Copy out all lines that carry the word "JSON".

Figure contents as structured data:
◆ ◆ ◆ ◆
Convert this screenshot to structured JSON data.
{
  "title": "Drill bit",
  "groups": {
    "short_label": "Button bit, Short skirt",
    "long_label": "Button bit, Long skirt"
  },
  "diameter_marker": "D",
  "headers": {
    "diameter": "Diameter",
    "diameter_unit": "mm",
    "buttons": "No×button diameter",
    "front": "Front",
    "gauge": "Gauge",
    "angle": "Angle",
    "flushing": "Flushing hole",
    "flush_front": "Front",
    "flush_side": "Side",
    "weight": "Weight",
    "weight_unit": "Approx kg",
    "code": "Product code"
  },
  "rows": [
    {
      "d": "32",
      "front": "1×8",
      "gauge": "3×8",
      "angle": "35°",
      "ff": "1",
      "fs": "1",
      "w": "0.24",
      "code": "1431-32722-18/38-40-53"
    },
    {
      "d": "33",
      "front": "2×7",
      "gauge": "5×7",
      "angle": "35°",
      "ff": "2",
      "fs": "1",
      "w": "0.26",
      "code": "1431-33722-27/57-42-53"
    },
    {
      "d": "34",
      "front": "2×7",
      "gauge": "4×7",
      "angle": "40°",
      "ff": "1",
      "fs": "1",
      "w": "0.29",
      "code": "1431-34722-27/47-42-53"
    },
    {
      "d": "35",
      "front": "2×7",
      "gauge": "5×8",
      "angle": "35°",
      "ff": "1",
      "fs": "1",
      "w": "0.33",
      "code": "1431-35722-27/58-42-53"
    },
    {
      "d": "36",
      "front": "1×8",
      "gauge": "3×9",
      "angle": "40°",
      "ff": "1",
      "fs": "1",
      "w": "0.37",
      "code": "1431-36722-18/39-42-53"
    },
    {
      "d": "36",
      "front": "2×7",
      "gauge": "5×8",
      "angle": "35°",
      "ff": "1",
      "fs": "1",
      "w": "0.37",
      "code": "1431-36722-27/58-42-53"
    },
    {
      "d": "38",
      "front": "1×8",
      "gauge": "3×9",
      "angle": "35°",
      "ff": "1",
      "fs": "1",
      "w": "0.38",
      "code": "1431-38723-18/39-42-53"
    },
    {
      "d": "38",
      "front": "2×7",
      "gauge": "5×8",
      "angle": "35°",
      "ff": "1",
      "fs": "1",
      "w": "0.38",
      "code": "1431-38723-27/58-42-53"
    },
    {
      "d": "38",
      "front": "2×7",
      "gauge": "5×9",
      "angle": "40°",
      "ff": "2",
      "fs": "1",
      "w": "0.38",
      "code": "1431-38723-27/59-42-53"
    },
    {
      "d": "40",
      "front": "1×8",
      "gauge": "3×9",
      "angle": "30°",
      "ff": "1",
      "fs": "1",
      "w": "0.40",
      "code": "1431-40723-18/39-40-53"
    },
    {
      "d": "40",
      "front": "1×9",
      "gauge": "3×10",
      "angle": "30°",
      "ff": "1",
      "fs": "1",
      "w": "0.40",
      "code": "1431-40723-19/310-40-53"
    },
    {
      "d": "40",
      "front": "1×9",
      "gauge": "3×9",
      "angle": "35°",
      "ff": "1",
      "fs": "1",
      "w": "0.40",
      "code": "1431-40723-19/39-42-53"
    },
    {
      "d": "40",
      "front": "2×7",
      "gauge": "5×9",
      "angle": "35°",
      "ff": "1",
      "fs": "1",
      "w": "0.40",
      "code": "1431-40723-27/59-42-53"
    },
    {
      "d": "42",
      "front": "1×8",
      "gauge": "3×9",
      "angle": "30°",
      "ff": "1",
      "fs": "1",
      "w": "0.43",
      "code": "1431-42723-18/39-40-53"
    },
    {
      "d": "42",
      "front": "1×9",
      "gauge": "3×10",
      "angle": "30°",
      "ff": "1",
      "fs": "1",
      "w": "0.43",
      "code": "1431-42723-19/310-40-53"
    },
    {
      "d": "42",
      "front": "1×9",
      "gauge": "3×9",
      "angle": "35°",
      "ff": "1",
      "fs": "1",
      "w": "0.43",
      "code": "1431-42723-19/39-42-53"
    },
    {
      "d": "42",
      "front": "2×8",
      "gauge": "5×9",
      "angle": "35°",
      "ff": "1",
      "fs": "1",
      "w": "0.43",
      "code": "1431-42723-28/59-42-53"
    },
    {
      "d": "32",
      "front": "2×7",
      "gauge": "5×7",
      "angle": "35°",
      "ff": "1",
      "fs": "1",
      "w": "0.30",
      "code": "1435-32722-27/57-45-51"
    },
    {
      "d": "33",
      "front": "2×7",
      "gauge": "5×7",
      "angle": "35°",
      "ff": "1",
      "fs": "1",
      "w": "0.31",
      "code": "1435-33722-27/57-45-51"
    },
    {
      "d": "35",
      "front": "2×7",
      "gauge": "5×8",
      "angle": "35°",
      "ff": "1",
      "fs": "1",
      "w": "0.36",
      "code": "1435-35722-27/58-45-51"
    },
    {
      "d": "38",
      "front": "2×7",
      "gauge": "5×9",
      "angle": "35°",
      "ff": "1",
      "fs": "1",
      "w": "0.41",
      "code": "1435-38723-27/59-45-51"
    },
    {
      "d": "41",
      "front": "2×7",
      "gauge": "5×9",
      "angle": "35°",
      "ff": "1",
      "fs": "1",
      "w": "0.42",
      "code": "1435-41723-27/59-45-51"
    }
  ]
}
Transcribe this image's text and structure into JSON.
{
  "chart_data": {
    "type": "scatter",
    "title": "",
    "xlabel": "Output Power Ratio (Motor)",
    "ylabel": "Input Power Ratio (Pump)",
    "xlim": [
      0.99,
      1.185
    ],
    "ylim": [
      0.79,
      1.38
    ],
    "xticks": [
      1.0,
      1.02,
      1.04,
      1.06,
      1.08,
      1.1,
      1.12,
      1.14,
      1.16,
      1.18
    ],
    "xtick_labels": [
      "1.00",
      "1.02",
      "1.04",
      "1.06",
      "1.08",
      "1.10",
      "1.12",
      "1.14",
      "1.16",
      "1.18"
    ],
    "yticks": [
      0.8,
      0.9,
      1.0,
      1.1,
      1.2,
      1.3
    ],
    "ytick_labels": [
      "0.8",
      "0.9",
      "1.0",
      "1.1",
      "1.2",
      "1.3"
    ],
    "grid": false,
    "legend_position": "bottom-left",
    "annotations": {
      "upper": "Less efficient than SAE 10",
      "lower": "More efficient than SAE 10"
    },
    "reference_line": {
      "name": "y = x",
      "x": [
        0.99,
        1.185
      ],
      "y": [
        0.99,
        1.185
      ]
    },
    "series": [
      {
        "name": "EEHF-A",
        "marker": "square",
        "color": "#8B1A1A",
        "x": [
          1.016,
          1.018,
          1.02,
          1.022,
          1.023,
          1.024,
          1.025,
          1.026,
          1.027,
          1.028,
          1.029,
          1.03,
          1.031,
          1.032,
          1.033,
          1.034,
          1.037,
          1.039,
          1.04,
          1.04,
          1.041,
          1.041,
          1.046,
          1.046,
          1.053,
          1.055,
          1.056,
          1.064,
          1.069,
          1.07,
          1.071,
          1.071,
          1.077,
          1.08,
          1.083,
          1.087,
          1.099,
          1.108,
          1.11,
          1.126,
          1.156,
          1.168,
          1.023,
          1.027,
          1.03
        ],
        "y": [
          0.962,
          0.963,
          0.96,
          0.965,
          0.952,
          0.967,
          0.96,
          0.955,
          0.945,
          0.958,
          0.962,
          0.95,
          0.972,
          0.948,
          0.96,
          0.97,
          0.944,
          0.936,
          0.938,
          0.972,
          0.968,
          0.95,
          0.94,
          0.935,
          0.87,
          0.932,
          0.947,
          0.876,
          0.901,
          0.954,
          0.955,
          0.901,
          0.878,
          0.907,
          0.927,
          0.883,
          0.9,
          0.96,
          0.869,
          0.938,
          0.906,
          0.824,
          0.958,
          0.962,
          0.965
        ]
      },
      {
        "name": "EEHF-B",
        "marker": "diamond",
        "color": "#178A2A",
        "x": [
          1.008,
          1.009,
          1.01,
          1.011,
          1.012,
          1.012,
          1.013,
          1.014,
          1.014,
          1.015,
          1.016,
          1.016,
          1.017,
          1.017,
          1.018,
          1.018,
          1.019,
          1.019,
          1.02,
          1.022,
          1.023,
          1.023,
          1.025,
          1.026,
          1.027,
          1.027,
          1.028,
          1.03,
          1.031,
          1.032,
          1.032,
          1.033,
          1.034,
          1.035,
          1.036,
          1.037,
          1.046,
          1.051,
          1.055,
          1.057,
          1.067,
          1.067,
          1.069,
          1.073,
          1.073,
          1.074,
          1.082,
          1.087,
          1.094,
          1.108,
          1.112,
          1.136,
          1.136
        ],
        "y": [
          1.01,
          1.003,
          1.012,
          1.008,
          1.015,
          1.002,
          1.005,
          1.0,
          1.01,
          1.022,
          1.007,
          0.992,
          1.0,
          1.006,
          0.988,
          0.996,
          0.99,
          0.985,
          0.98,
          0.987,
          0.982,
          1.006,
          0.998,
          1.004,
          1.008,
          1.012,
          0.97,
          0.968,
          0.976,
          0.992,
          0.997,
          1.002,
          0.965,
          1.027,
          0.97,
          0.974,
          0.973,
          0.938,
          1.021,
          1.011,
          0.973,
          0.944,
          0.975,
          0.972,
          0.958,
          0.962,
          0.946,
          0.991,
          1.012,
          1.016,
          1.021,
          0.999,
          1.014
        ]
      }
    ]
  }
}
◆ ◆ ◆ ◆
Complete answer.
Convert this screenshot to structured JSON data.
Transcribe this image's text and structure into JSON.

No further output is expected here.